[Start EXTRACT TO READ]
Return to 2006 Australia Trip
October 29, 2006 – 7 AM
I got to bed at 9:30 last night, and slept pretty well. When I woke at about dawn, which comes about 5:30, there was a big racket going on outside. A group of birds was calling loudly, and it sounded interesting. I got up and grabbed my binoculars and rushed out to see what all the excitement was about. It was a group of a dozen or more “white-tailed” Black-Cockatoos, mostly perched in trees right in front of my chalet. There are two species of “white-tails” in Western Australia, short-billed and long-billed, and in most of their range, you find both species. You have to get a good look at their bills to tell them apart, or you can also tell from their calls, but the calls are supposed to be similar enough that a visitor shouldn’t rely on that. I had seen white-tailed Black-Cockatoos at the Striling Ranges, but never up close. I was told that they only get the Short-billed Black-Cockatoo there, because of the environment, so I had counted that species when I was there. So, which species did my noisy visitors belong to?
I got the binoculars on them, still wearing my nightshirt and night bite guard, fresh from my bed. They looked like they had long bills, to me. So, I rushed back inside and grabbed my camera and took some shots, before they flew off. As they left, I grabbed the car keys and went to the car and sat there and played the CD of the calls of the two species. Yes, they sounded like long-billed ones to me. The calls were indeed very similar, but there was a difference, and I could still hear my visitors calling from a little farther away, and they sure sounded like Long-billed Black-Cockatoos to me.
So, I downloaded the pictures and compared them to my field guide, and that confirmed it – Long-billed Black-Cockatoos. I had gotten my next lifer tick while still in my nightshirt! Since my goal is now one new bird for the trip list per day, I guess I can go back to bed for the rest of the day now.
But, I had plenty of sleep last night, so I will go off sightseeing along the coast, and I have one more place to visit to look for the elusive Red-eared Firetail. I will also try to find an internet café in Albany, to get this and Photos 11 posted to the website. The excitement just never stops.
[End EXTRACT TO READ]
BRIEF — Copy the passage of the birding diary entry from "But, I had plenty" up to and including "just never stops.", replacing "Albany" with "Perth".
[Start RECORD SET]
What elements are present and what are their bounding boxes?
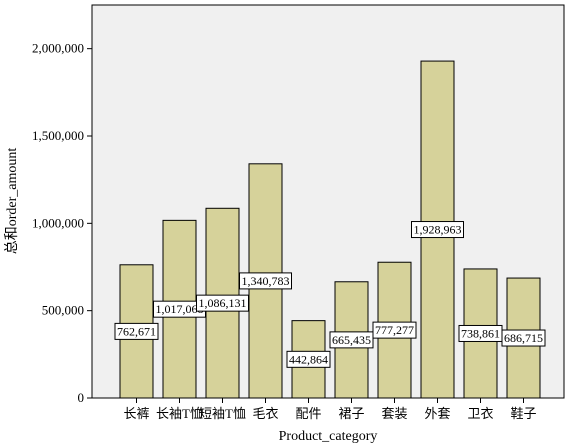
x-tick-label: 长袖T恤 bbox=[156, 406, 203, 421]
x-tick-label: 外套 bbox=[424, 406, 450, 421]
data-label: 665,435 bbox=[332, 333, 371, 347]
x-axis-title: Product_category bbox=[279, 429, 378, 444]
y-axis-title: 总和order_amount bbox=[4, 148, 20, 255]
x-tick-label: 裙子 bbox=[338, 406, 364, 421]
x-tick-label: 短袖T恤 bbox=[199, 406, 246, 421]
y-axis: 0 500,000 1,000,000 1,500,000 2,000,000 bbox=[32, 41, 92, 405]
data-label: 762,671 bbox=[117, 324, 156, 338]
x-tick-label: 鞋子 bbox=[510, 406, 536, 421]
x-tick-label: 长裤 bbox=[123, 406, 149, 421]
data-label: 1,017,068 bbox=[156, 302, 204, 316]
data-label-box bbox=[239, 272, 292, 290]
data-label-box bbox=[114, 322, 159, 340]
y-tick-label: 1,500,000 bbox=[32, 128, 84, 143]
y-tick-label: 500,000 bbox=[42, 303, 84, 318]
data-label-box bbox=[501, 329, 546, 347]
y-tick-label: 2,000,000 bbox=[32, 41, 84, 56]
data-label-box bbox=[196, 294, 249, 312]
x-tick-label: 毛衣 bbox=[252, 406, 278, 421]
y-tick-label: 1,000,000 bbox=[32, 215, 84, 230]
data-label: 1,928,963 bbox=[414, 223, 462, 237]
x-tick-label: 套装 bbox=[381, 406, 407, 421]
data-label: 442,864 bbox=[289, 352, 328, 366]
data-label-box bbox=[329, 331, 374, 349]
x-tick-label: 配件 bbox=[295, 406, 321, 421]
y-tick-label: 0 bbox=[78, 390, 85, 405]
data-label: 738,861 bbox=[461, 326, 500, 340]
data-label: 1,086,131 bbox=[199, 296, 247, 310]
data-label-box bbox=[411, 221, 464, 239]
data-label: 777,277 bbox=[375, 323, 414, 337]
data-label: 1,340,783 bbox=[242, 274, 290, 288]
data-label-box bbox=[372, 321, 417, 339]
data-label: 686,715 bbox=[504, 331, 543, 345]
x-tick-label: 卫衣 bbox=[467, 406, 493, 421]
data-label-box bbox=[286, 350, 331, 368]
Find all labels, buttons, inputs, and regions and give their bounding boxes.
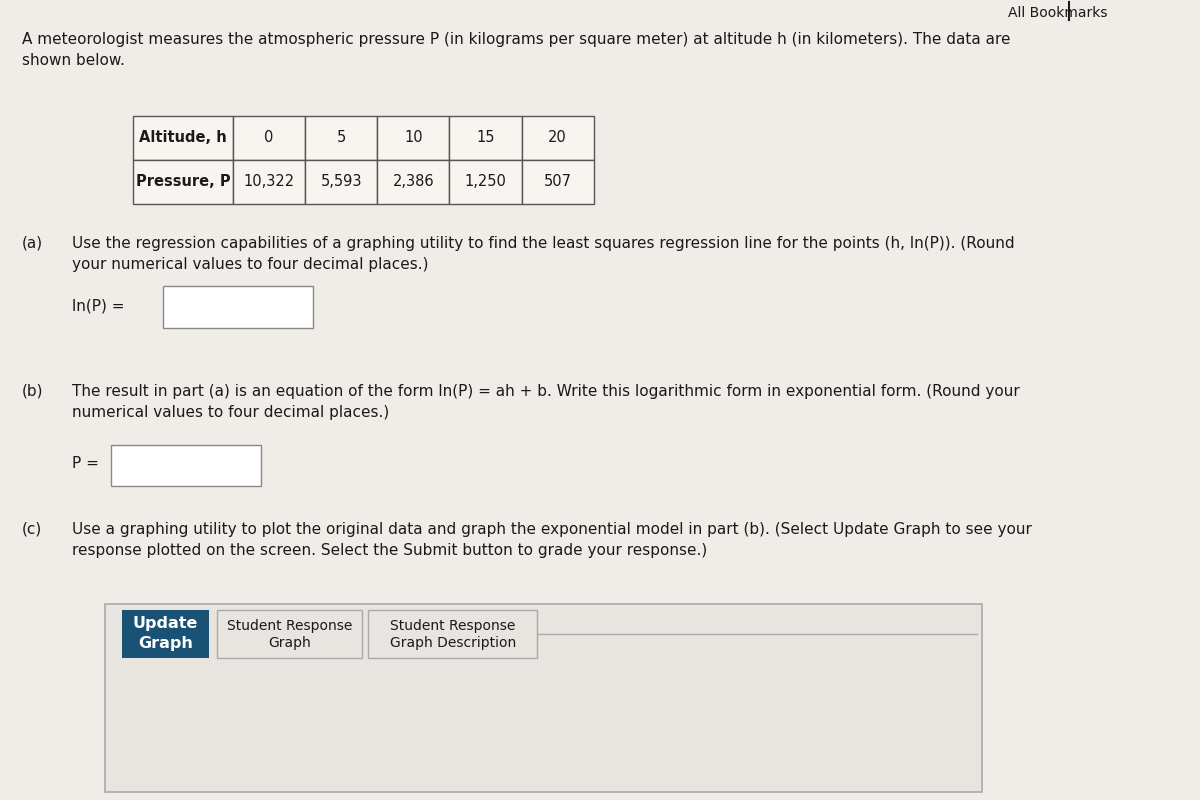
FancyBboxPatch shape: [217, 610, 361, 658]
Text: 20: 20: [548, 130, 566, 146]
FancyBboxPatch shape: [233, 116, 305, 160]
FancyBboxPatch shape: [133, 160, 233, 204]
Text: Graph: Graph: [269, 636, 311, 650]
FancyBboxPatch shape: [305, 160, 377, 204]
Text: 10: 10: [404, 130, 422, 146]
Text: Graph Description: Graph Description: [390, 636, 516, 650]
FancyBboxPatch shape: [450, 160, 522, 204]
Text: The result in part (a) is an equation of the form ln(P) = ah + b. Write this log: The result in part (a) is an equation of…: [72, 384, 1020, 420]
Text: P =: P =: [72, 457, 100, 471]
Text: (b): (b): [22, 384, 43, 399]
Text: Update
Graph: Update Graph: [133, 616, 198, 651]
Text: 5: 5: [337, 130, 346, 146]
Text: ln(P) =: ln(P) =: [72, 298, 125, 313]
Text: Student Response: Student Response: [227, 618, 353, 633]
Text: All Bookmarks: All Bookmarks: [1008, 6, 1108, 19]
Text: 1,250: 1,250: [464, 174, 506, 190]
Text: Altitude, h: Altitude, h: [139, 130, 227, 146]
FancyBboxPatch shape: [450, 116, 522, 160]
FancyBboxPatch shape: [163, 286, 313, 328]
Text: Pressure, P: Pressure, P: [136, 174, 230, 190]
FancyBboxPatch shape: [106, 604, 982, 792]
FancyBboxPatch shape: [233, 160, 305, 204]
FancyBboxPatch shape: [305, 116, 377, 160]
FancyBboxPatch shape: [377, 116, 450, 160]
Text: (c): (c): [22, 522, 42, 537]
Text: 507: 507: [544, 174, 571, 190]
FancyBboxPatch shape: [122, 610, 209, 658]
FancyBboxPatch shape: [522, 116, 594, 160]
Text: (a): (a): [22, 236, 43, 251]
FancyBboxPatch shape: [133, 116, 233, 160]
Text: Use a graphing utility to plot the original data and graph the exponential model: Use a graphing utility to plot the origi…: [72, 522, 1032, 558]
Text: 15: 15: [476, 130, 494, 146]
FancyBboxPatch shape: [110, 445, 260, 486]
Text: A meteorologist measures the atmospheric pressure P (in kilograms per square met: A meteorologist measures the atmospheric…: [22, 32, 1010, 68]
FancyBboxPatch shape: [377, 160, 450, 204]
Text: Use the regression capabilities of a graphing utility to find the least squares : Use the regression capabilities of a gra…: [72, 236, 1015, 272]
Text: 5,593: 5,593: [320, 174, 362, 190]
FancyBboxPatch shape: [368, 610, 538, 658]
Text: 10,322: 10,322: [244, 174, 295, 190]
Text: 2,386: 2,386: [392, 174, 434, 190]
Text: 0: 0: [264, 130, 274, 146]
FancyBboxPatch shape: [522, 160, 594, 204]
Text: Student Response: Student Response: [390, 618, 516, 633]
[End RECORD SET]
WRITTEN SOLUTION —
But, I had plenty of sleep last night, so I will go off sightseeing along the coast, and I have one more place to visit to look for the elusive Red-eared Firetail. I will also try to find an internet café in Perth, to get this and Photos 11 posted to the website. The excitement just never stops.